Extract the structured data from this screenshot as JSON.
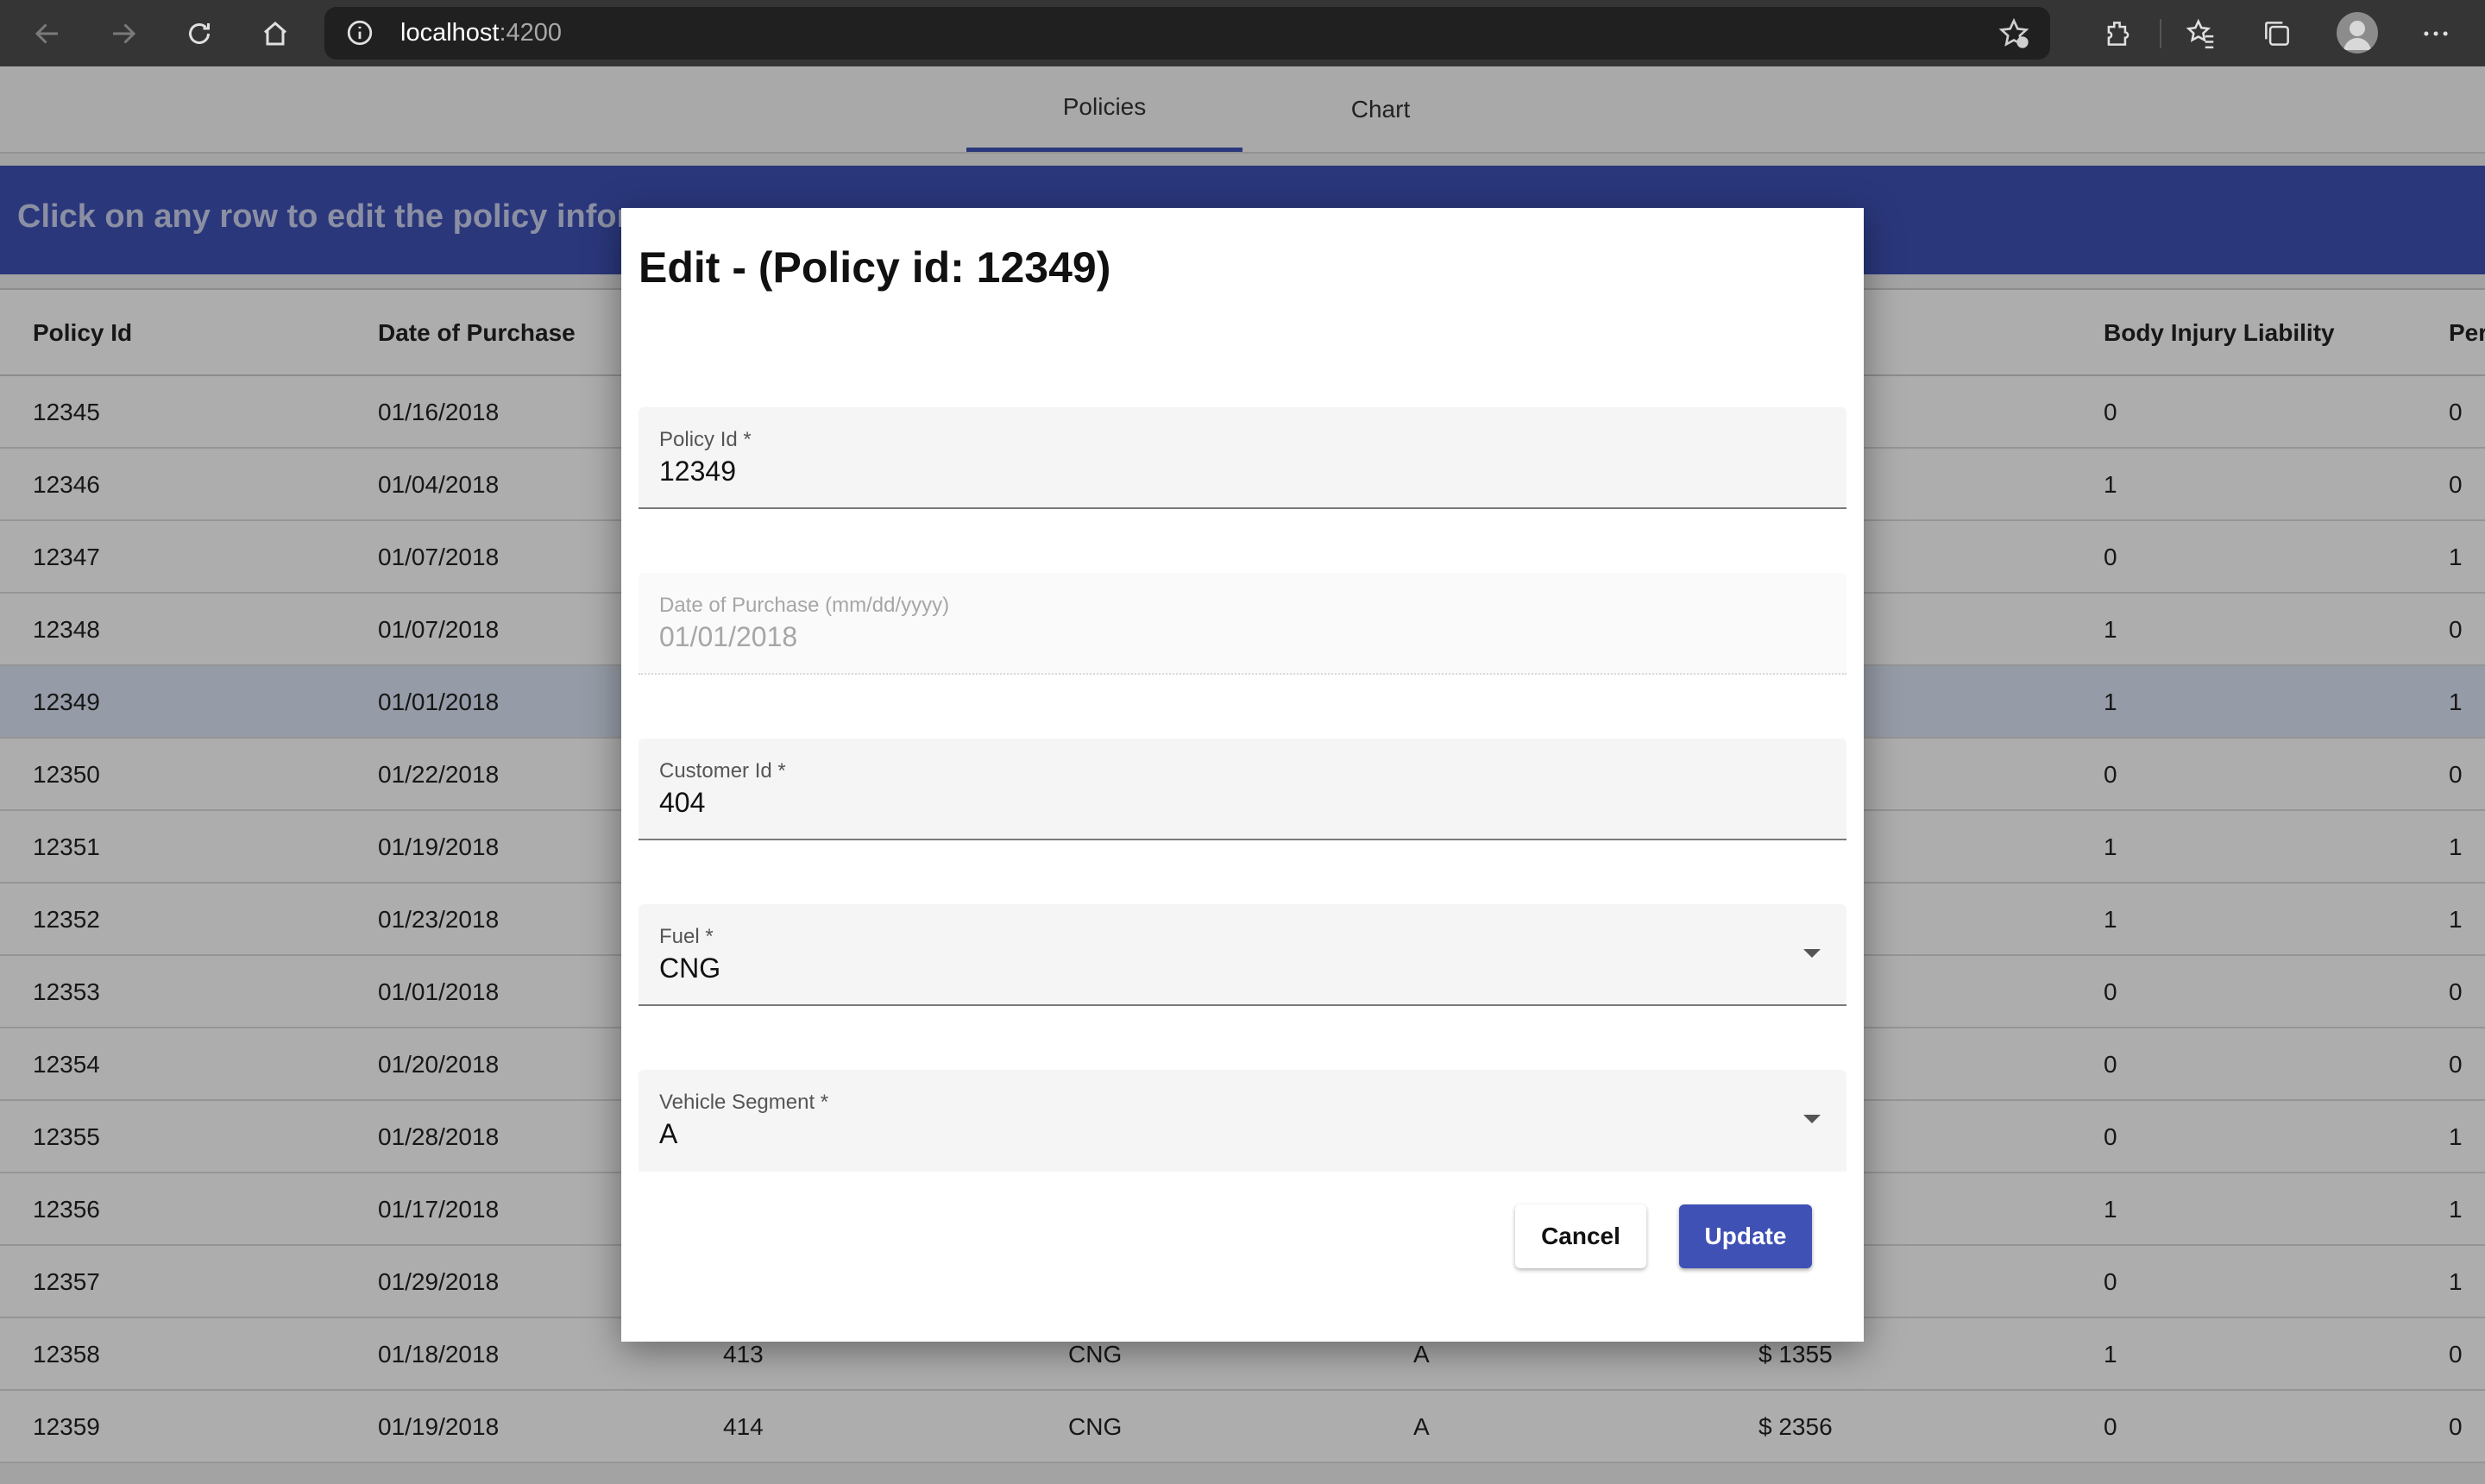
{
  "browser": {
    "url_host": "localhost",
    "url_port": ":4200"
  },
  "tabs": [
    {
      "label": "Policies",
      "active": true
    },
    {
      "label": "Chart",
      "active": false
    }
  ],
  "banner": {
    "text": "Click on any row to edit the policy informa"
  },
  "table": {
    "columns": [
      "Policy Id",
      "Date of Purchase",
      "",
      "",
      "",
      "",
      "Body Injury Liability",
      "Per"
    ],
    "rows": [
      {
        "policy_id": "12345",
        "date": "01/16/2018",
        "customer": "",
        "fuel": "",
        "segment": "",
        "premium": "",
        "bil": "0",
        "per": "0"
      },
      {
        "policy_id": "12346",
        "date": "01/04/2018",
        "customer": "",
        "fuel": "",
        "segment": "",
        "premium": "",
        "bil": "1",
        "per": "0"
      },
      {
        "policy_id": "12347",
        "date": "01/07/2018",
        "customer": "",
        "fuel": "",
        "segment": "",
        "premium": "",
        "bil": "0",
        "per": "1"
      },
      {
        "policy_id": "12348",
        "date": "01/07/2018",
        "customer": "",
        "fuel": "",
        "segment": "",
        "premium": "",
        "bil": "1",
        "per": "0"
      },
      {
        "policy_id": "12349",
        "date": "01/01/2018",
        "customer": "",
        "fuel": "",
        "segment": "",
        "premium": "",
        "bil": "1",
        "per": "1"
      },
      {
        "policy_id": "12350",
        "date": "01/22/2018",
        "customer": "",
        "fuel": "",
        "segment": "",
        "premium": "",
        "bil": "0",
        "per": "0"
      },
      {
        "policy_id": "12351",
        "date": "01/19/2018",
        "customer": "",
        "fuel": "",
        "segment": "",
        "premium": "",
        "bil": "1",
        "per": "1"
      },
      {
        "policy_id": "12352",
        "date": "01/23/2018",
        "customer": "",
        "fuel": "",
        "segment": "",
        "premium": "",
        "bil": "1",
        "per": "1"
      },
      {
        "policy_id": "12353",
        "date": "01/01/2018",
        "customer": "",
        "fuel": "",
        "segment": "",
        "premium": "",
        "bil": "0",
        "per": "0"
      },
      {
        "policy_id": "12354",
        "date": "01/20/2018",
        "customer": "",
        "fuel": "",
        "segment": "",
        "premium": "",
        "bil": "0",
        "per": "0"
      },
      {
        "policy_id": "12355",
        "date": "01/28/2018",
        "customer": "",
        "fuel": "",
        "segment": "",
        "premium": "",
        "bil": "0",
        "per": "1"
      },
      {
        "policy_id": "12356",
        "date": "01/17/2018",
        "customer": "",
        "fuel": "",
        "segment": "",
        "premium": "",
        "bil": "1",
        "per": "1"
      },
      {
        "policy_id": "12357",
        "date": "01/29/2018",
        "customer": "",
        "fuel": "",
        "segment": "",
        "premium": "",
        "bil": "0",
        "per": "1"
      },
      {
        "policy_id": "12358",
        "date": "01/18/2018",
        "customer": "413",
        "fuel": "CNG",
        "segment": "A",
        "premium": "$ 1355",
        "bil": "1",
        "per": "0"
      },
      {
        "policy_id": "12359",
        "date": "01/19/2018",
        "customer": "414",
        "fuel": "CNG",
        "segment": "A",
        "premium": "$ 2356",
        "bil": "0",
        "per": "0"
      }
    ]
  },
  "dialog": {
    "title": "Edit - (Policy id: 12349)",
    "fields": [
      {
        "label": "Policy Id *",
        "value": "12349"
      },
      {
        "label": "Date of Purchase (mm/dd/yyyy)",
        "value": "01/01/2018"
      },
      {
        "label": "Customer Id *",
        "value": "404"
      },
      {
        "label": "Fuel *",
        "value": "CNG"
      },
      {
        "label": "Vehicle Segment *",
        "value": "A"
      }
    ],
    "cancel_label": "Cancel",
    "update_label": "Update"
  },
  "colors": {
    "accent": "#3f51b5",
    "selected_row": "#dde6f6",
    "chrome": "#353535"
  }
}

┄┄┄┄┄┄┄┄┄┄

» **Direction**: Your answer should be one number: how many lines in the material above contain the string "value".

» **Task answer**: 5